REQUIRED TASK
Count every line of the material that holds the string "Luật". Respond with the total only.

Stored records:
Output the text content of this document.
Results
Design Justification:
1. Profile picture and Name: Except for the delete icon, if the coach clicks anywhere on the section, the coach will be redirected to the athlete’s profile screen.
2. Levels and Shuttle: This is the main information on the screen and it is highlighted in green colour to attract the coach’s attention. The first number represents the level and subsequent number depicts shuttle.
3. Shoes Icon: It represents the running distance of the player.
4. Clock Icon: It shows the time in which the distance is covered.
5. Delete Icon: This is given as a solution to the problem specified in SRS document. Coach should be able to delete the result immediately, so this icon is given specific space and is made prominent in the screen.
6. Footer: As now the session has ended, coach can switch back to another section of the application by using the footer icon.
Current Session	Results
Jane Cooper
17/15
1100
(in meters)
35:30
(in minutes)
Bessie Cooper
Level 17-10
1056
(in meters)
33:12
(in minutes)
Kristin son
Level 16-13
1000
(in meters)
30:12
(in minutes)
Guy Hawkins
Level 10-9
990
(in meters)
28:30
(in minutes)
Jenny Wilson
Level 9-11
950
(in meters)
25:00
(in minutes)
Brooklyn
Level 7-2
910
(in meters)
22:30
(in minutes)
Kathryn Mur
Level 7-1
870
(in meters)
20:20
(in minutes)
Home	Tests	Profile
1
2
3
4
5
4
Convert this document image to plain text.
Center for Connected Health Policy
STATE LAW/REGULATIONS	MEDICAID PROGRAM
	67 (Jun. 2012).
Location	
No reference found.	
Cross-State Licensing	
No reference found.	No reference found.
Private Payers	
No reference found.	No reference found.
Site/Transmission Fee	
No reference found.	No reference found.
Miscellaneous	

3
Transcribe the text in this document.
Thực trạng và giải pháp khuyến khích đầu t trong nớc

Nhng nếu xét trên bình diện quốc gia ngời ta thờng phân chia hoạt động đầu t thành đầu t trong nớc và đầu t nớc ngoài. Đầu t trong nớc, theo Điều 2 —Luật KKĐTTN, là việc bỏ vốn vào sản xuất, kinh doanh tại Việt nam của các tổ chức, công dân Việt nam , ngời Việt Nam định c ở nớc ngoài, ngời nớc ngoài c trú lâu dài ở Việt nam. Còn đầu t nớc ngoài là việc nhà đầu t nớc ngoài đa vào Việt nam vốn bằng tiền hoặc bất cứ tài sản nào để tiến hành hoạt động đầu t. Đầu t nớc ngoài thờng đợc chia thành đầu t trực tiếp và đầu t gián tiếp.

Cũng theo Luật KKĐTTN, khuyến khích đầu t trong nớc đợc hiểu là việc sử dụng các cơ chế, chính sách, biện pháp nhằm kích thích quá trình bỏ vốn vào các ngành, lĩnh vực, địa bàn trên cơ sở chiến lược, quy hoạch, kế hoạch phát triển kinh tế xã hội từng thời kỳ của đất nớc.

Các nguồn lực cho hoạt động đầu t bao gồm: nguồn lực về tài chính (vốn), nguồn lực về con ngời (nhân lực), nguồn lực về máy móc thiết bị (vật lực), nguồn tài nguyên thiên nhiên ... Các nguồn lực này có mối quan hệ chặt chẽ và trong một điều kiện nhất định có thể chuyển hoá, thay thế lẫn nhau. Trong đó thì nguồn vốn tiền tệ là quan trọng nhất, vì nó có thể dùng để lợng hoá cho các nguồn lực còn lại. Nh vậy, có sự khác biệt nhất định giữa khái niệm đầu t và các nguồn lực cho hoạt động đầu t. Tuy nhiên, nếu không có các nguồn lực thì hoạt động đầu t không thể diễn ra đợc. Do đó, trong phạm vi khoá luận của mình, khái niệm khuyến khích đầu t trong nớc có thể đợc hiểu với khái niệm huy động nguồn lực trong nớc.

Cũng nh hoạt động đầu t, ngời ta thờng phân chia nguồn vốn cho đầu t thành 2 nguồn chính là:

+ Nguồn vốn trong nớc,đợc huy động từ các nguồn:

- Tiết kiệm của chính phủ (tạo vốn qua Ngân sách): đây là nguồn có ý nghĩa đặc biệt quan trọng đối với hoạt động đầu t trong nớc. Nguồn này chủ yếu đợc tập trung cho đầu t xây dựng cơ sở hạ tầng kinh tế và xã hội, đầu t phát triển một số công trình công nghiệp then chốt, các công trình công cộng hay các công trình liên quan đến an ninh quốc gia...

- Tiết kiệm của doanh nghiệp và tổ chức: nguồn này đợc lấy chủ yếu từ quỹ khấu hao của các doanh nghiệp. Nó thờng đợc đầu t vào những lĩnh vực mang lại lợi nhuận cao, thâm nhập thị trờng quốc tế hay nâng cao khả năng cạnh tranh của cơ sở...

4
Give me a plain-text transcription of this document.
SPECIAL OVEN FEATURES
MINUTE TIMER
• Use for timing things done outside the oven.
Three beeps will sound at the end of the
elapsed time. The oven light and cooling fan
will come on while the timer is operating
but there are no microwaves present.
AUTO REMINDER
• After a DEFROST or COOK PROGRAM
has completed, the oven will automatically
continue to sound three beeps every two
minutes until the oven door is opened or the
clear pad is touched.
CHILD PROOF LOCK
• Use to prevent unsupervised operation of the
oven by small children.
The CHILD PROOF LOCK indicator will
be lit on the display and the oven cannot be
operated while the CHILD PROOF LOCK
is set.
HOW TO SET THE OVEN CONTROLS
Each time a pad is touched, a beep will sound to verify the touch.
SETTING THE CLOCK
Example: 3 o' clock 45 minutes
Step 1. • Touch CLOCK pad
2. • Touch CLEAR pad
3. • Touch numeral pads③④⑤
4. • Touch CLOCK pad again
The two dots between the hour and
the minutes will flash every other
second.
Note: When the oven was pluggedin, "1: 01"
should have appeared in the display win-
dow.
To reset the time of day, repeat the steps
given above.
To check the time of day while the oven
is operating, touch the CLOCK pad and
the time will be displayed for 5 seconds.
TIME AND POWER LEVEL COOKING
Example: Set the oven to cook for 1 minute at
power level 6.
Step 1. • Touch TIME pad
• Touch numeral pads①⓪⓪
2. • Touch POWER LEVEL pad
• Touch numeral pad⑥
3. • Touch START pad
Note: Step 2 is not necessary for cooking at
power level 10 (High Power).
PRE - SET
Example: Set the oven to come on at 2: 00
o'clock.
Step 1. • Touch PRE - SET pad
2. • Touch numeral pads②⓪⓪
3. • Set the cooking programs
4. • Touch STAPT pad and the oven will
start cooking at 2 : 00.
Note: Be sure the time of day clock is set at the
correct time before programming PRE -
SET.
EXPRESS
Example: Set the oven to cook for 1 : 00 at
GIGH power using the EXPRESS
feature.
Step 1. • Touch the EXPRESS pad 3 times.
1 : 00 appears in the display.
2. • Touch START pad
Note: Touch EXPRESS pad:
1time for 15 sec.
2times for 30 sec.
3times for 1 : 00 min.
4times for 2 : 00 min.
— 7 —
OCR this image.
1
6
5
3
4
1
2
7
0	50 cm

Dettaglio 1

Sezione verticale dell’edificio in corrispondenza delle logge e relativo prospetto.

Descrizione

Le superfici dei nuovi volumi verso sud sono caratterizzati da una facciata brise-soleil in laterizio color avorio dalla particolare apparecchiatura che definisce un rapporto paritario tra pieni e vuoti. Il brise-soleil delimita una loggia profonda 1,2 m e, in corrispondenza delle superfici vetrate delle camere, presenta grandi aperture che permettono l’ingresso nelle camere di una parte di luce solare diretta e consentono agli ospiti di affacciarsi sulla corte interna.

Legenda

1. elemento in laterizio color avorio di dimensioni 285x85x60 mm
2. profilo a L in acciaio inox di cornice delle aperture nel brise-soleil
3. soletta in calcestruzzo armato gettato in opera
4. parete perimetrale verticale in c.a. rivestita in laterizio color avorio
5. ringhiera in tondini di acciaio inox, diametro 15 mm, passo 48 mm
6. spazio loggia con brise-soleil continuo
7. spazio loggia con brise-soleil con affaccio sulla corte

FINAL ANSWER
2